▶ [Written problem]: Repeat every line of the material, character for character.
##########
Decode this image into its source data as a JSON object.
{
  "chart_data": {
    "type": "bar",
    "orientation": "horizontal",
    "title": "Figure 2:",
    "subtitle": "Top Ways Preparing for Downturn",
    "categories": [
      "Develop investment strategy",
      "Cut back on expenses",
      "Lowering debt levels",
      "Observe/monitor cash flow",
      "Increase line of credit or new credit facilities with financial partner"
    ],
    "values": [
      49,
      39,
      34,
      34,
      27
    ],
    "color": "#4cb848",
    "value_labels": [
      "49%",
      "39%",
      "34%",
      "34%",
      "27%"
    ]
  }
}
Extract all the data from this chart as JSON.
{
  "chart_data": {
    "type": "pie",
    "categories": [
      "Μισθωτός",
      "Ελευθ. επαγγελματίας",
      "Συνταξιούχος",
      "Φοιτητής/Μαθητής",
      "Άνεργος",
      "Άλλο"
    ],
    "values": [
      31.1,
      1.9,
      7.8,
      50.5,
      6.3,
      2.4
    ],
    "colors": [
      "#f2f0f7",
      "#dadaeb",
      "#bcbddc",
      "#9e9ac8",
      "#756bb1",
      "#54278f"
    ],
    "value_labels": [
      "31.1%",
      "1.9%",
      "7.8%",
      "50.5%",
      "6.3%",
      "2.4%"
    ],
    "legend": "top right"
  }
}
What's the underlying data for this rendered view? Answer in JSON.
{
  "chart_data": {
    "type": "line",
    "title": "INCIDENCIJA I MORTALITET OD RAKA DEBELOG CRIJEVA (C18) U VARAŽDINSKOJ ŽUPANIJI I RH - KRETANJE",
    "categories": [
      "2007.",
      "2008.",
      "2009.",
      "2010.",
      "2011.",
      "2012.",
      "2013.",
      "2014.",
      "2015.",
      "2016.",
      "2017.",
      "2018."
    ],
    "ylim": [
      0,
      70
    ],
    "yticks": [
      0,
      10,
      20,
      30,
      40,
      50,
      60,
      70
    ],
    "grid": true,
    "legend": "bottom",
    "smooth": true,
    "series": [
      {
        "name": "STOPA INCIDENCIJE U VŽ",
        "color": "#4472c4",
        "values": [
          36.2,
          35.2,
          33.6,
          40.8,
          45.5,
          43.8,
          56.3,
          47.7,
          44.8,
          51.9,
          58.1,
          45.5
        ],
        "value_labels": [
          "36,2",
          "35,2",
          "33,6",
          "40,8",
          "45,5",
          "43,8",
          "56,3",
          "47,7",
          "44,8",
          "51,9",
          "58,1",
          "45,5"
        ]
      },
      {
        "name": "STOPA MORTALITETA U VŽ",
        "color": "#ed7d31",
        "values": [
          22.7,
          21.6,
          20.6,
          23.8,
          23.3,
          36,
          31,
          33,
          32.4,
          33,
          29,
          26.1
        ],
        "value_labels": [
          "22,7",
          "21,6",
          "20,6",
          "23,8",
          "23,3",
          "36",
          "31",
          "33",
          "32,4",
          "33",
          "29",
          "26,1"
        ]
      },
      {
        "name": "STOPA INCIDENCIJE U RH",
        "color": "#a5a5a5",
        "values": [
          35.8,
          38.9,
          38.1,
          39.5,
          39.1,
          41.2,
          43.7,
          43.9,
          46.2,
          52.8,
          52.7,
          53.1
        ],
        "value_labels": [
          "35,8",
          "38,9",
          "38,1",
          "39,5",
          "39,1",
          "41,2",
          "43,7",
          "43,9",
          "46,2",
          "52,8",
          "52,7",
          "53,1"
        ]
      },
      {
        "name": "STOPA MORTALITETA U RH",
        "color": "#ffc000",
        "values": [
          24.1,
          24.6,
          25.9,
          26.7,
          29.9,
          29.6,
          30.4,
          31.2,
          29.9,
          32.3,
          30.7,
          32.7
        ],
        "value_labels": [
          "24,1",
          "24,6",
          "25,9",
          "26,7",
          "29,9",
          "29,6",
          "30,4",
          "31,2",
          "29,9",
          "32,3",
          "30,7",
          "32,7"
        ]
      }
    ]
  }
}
##########
▶ [Answer to this task]:
Decode this image into its source data as a JSON object.
{
  "chart_data": {
    "type": "bar",
    "orientation": "horizontal",
    "title": "Figure 2:",
    "subtitle": "Top Ways Preparing for Downturn",
    "categories": [
      "Develop investment strategy",
      "Cut back on expenses",
      "Lowering debt levels",
      "Observe/monitor cash flow",
      "Increase line of credit or new credit facilities with financial partner"
    ],
    "values": [
      49,
      39,
      34,
      34,
      27
    ],
    "color": "#4cb848",
    "value_labels": [
      "49%",
      "39%",
      "34%",
      "34%",
      "27%"
    ]
  }
}
Extract all the data from this chart as JSON.
{
  "chart_data": {
    "type": "pie",
    "categories": [
      "Μισθωτός",
      "Ελευθ. επαγγελματίας",
      "Συνταξιούχος",
      "Φοιτητής/Μαθητής",
      "Άνεργος",
      "Άλλο"
    ],
    "values": [
      31.1,
      1.9,
      7.8,
      50.5,
      6.3,
      2.4
    ],
    "colors": [
      "#f2f0f7",
      "#dadaeb",
      "#bcbddc",
      "#9e9ac8",
      "#756bb1",
      "#54278f"
    ],
    "value_labels": [
      "31.1%",
      "1.9%",
      "7.8%",
      "50.5%",
      "6.3%",
      "2.4%"
    ],
    "legend": "top right"
  }
}
What's the underlying data for this rendered view? Answer in JSON.
{
  "chart_data": {
    "type": "line",
    "title": "INCIDENCIJA I MORTALITET OD RAKA DEBELOG CRIJEVA (C18) U VARAŽDINSKOJ ŽUPANIJI I RH - KRETANJE",
    "categories": [
      "2007.",
      "2008.",
      "2009.",
      "2010.",
      "2011.",
      "2012.",
      "2013.",
      "2014.",
      "2015.",
      "2016.",
      "2017.",
      "2018."
    ],
    "ylim": [
      0,
      70
    ],
    "yticks": [
      0,
      10,
      20,
      30,
      40,
      50,
      60,
      70
    ],
    "grid": true,
    "legend": "bottom",
    "smooth": true,
    "series": [
      {
        "name": "STOPA INCIDENCIJE U VŽ",
        "color": "#4472c4",
        "values": [
          36.2,
          35.2,
          33.6,
          40.8,
          45.5,
          43.8,
          56.3,
          47.7,
          44.8,
          51.9,
          58.1,
          45.5
        ],
        "value_labels": [
          "36,2",
          "35,2",
          "33,6",
          "40,8",
          "45,5",
          "43,8",
          "56,3",
          "47,7",
          "44,8",
          "51,9",
          "58,1",
          "45,5"
        ]
      },
      {
        "name": "STOPA MORTALITETA U VŽ",
        "color": "#ed7d31",
        "values": [
          22.7,
          21.6,
          20.6,
          23.8,
          23.3,
          36,
          31,
          33,
          32.4,
          33,
          29,
          26.1
        ],
        "value_labels": [
          "22,7",
          "21,6",
          "20,6",
          "23,8",
          "23,3",
          "36",
          "31",
          "33",
          "32,4",
          "33",
          "29",
          "26,1"
        ]
      },
      {
        "name": "STOPA INCIDENCIJE U RH",
        "color": "#a5a5a5",
        "values": [
          35.8,
          38.9,
          38.1,
          39.5,
          39.1,
          41.2,
          43.7,
          43.9,
          46.2,
          52.8,
          52.7,
          53.1
        ],
        "value_labels": [
          "35,8",
          "38,9",
          "38,1",
          "39,5",
          "39,1",
          "41,2",
          "43,7",
          "43,9",
          "46,2",
          "52,8",
          "52,7",
          "53,1"
        ]
      },
      {
        "name": "STOPA MORTALITETA U RH",
        "color": "#ffc000",
        "values": [
          24.1,
          24.6,
          25.9,
          26.7,
          29.9,
          29.6,
          30.4,
          31.2,
          29.9,
          32.3,
          30.7,
          32.7
        ],
        "value_labels": [
          "24,1",
          "24,6",
          "25,9",
          "26,7",
          "29,9",
          "29,6",
          "30,4",
          "31,2",
          "29,9",
          "32,3",
          "30,7",
          "32,7"
        ]
      }
    ]
  }
}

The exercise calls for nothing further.